Items from a data source:
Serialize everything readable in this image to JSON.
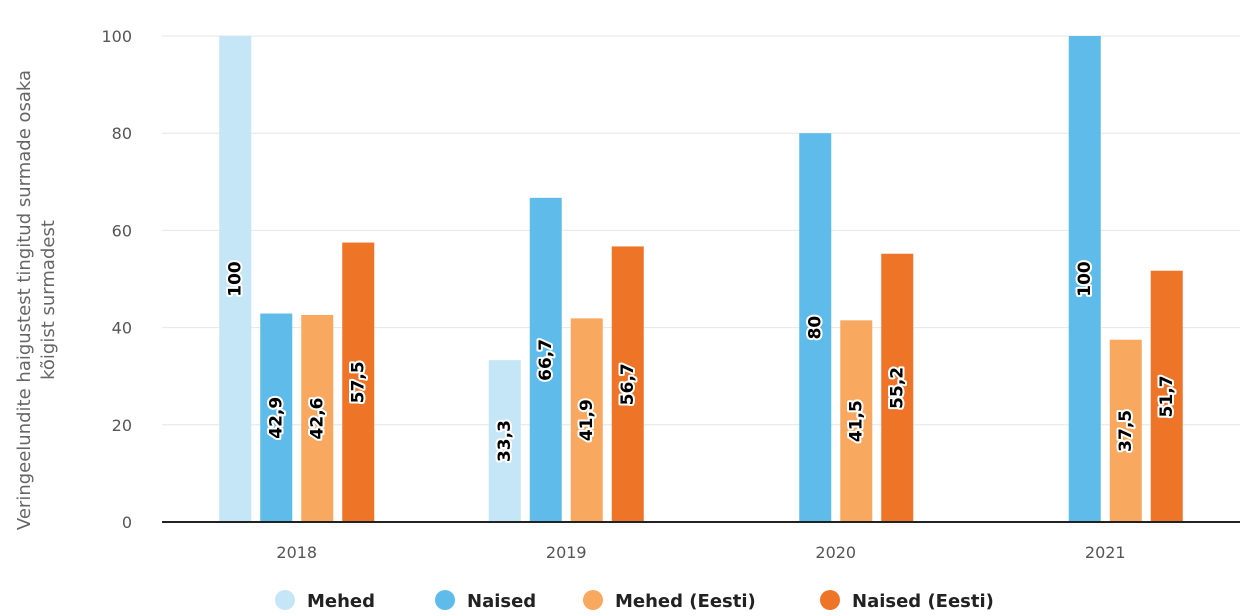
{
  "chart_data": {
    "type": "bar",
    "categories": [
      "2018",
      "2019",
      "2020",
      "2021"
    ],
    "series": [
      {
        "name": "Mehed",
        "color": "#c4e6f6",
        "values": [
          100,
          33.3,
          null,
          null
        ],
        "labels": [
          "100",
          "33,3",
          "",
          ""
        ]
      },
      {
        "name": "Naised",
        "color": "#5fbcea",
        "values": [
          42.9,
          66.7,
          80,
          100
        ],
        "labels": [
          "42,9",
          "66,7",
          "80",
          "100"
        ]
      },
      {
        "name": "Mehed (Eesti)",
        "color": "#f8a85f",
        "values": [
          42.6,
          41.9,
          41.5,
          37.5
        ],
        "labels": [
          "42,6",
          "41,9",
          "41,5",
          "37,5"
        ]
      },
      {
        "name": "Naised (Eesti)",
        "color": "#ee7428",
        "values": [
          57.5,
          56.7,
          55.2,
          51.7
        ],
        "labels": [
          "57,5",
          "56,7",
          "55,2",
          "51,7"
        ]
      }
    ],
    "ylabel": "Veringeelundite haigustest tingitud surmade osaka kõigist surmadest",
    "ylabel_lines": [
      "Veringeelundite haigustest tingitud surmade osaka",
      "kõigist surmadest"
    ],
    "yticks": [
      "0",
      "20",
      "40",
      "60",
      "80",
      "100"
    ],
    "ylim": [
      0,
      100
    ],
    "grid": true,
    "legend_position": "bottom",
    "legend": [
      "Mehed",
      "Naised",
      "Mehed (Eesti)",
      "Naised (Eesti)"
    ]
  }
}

# Exercise instructions
Read the entries above, then pull out the lines that include "kõigist".

# Response to this task
    "ylabel": "Veringeelundite haigustest tingitud surmade osaka kõigist surmadest",
      "kõigist surmadest"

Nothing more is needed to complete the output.